Excerpted passage: Begin

The reality was that

I was just trying to follow too many feeds and people, on too many social media platforms. Another problem was that I was receiving a great deal of duplicate information that I needed to process, which took time. Time that I just never seemed to have enough of.

My self-enforced social media “vacation” and purge is now mostly over. The social media feeds, friends, followers, circles are a lot leaner than they were, not quite as many duplicates (both incoming and outgoing – hopefully you won’t be seeing 5-6 Twitter duplicate posts on my new blog posts now).

If I have taken you off a Twitter list, hidden you in my Facebook stream, uncircled you from a circle or simply fell off the face of the earth in a different running or healthy-living website or online community, I didn’t do it to be a jerk or that I didn’t think that the information you were/are providing in those social media platforms wasn’t important or good.

It simply meant that we didn’t interact all that much and I needed to make choices about how much information I could reasonably process.

Excerpted passage: End
Data to examine: Begin

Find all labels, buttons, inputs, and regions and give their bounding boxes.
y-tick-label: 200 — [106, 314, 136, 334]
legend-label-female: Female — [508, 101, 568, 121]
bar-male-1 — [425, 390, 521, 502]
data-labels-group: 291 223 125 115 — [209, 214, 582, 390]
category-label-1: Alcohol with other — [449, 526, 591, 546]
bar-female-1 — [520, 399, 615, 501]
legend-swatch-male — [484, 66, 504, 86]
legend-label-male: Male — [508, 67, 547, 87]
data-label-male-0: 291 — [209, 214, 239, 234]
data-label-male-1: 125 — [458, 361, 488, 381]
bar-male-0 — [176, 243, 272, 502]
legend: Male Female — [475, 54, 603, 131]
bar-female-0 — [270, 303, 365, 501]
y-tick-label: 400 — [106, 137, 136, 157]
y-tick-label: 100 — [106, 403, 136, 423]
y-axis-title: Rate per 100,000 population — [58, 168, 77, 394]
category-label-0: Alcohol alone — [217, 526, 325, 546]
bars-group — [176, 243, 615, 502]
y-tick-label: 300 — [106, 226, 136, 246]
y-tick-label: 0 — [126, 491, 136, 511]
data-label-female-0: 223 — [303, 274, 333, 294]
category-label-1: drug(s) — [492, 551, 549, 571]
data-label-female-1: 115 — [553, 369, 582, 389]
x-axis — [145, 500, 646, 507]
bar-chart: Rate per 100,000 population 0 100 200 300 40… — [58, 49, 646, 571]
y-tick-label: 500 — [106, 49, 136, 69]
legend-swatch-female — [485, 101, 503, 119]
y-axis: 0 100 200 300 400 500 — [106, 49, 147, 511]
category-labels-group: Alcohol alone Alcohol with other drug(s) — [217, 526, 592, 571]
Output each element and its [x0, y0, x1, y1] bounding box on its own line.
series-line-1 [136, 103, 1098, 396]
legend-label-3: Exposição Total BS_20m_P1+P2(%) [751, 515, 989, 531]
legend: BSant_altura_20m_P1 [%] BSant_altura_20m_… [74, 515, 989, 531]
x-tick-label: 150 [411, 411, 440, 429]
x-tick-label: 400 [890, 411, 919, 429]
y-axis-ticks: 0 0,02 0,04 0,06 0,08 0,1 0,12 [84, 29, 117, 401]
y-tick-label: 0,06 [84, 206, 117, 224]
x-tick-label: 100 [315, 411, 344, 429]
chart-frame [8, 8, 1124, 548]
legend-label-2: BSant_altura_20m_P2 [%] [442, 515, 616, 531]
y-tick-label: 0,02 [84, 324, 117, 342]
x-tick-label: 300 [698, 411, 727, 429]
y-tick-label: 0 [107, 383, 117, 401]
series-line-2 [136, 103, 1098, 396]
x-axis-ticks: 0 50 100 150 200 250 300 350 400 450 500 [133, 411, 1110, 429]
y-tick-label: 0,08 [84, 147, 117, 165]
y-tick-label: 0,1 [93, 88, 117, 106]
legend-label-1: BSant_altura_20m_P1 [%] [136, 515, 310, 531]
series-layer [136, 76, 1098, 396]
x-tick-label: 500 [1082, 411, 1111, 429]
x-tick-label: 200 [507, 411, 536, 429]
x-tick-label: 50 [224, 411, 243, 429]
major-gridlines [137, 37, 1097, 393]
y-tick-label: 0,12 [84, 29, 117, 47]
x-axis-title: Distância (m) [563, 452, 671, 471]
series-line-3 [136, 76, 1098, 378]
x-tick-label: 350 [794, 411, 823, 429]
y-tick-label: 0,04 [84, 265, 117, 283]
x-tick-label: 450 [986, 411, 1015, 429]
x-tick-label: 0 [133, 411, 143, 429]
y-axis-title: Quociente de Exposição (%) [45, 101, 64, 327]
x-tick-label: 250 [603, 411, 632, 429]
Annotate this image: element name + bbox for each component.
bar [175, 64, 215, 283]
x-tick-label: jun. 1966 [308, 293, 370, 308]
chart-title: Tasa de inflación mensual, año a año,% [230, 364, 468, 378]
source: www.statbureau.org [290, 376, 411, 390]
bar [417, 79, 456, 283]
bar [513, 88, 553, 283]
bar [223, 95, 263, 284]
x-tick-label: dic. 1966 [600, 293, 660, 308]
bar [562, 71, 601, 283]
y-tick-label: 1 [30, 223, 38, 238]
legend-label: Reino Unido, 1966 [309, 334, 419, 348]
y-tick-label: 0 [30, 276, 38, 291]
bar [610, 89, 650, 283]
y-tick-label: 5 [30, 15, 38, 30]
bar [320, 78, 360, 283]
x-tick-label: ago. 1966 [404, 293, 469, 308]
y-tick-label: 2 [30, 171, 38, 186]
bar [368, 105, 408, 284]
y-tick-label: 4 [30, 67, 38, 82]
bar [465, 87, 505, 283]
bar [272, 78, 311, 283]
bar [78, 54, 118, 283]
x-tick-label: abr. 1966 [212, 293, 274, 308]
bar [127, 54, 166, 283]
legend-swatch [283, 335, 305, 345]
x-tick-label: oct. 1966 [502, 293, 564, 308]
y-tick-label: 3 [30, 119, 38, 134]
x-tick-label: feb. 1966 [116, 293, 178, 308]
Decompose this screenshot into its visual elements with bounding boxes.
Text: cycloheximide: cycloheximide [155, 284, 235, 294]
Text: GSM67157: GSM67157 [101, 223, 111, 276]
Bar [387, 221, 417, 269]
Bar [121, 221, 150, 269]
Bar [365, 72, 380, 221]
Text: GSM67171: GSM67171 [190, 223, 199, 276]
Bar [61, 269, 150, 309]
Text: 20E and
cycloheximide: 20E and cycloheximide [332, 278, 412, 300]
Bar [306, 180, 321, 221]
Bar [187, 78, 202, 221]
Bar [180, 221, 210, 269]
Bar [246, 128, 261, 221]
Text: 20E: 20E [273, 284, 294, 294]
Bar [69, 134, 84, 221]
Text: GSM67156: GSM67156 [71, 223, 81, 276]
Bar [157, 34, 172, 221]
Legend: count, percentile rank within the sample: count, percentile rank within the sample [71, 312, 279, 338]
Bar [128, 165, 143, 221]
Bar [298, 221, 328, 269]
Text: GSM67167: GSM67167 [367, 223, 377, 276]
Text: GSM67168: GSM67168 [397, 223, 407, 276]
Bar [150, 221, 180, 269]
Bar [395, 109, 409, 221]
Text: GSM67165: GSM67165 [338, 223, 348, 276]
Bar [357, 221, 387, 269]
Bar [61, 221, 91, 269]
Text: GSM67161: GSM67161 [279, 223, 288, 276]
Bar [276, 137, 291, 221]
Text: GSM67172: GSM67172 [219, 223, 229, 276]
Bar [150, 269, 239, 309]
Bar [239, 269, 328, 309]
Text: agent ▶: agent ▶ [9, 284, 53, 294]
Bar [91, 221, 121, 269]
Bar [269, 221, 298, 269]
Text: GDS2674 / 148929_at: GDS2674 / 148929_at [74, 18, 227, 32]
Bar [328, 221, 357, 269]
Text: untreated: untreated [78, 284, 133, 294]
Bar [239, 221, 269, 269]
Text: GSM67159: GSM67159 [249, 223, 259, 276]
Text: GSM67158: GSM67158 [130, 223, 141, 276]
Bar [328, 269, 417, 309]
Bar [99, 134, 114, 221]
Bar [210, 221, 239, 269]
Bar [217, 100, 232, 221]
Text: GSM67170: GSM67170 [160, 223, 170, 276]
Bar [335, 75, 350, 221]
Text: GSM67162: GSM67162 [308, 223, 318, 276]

Data to examine: End

What you need to do:
a. Repeat everything in the social media passage from "The reality was" down to "have enough of.".
b. In the social media passage, what was the writer receiving a great deal of that needed processing and took time?
The rows were taken from a separate source.

Your written answers:
a.
The reality was that

I was just trying to follow too many feeds and people, on too many social media platforms. Another problem was that I was receiving a great deal of duplicate information that I needed to process, which took time. Time that I just never seemed to have enough of.

b. Duplicate information.